» **Your task**
Give the material once more, word for word, without any images.

» **Supplied data**
━━━━━━━━━━

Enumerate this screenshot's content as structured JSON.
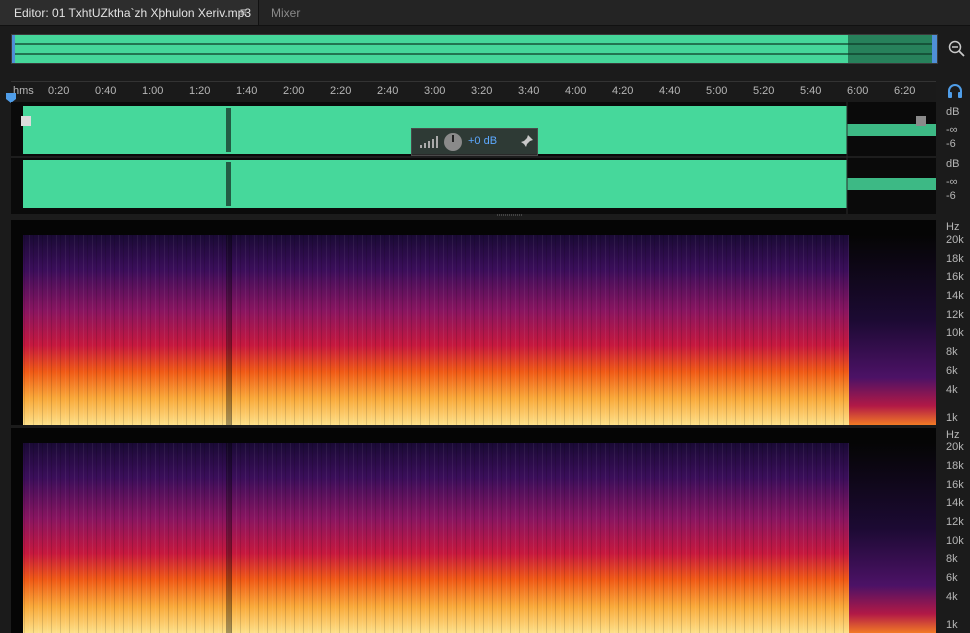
{
  "tabs": {
    "editor_label": "Editor: 01 TxhtUZktha`zh Xþhulon Xeriv.mp3",
    "mixer_label": "Mixer"
  },
  "ruler": {
    "unit_label": "hms",
    "labels": [
      "0:20",
      "0:40",
      "1:00",
      "1:20",
      "1:40",
      "2:00",
      "2:20",
      "2:40",
      "3:00",
      "3:20",
      "3:40",
      "4:00",
      "4:20",
      "4:40",
      "5:00",
      "5:20",
      "5:40",
      "6:00",
      "6:20"
    ]
  },
  "waveform": {
    "color": "#44d89a",
    "ch1_db_unit": "dB",
    "ch1_db_ticks": [
      "-∞",
      "-6"
    ],
    "ch2_db_unit": "dB",
    "ch2_db_ticks": [
      "-∞",
      "-6"
    ]
  },
  "hud": {
    "volume": "+0 dB"
  },
  "spectrogram": {
    "unit": "Hz",
    "labels": [
      "20k",
      "18k",
      "16k",
      "14k",
      "12k",
      "10k",
      "8k",
      "6k",
      "4k",
      "1k"
    ]
  },
  "icons": {
    "menu": "hamburger-icon",
    "zoom": "zoom-out-icon",
    "monitor": "headphone-icon",
    "pin": "pin-icon",
    "level": "level-meter-icon"
  }
}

━━━━━━━━━━

» **Task solution**
Enumerate this screenshot's content as structured JSON.
{
  "tabs": {
    "editor_label": "Editor: 01 TxhtUZktha`zh Xþhulon Xeriv.mp3",
    "mixer_label": "Mixer"
  },
  "ruler": {
    "unit_label": "hms",
    "labels": [
      "0:20",
      "0:40",
      "1:00",
      "1:20",
      "1:40",
      "2:00",
      "2:20",
      "2:40",
      "3:00",
      "3:20",
      "3:40",
      "4:00",
      "4:20",
      "4:40",
      "5:00",
      "5:20",
      "5:40",
      "6:00",
      "6:20"
    ]
  },
  "waveform": {
    "color": "#44d89a",
    "ch1_db_unit": "dB",
    "ch1_db_ticks": [
      "-∞",
      "-6"
    ],
    "ch2_db_unit": "dB",
    "ch2_db_ticks": [
      "-∞",
      "-6"
    ]
  },
  "hud": {
    "volume": "+0 dB"
  },
  "spectrogram": {
    "unit": "Hz",
    "labels": [
      "20k",
      "18k",
      "16k",
      "14k",
      "12k",
      "10k",
      "8k",
      "6k",
      "4k",
      "1k"
    ]
  },
  "icons": {
    "menu": "hamburger-icon",
    "zoom": "zoom-out-icon",
    "monitor": "headphone-icon",
    "pin": "pin-icon",
    "level": "level-meter-icon"
  }
}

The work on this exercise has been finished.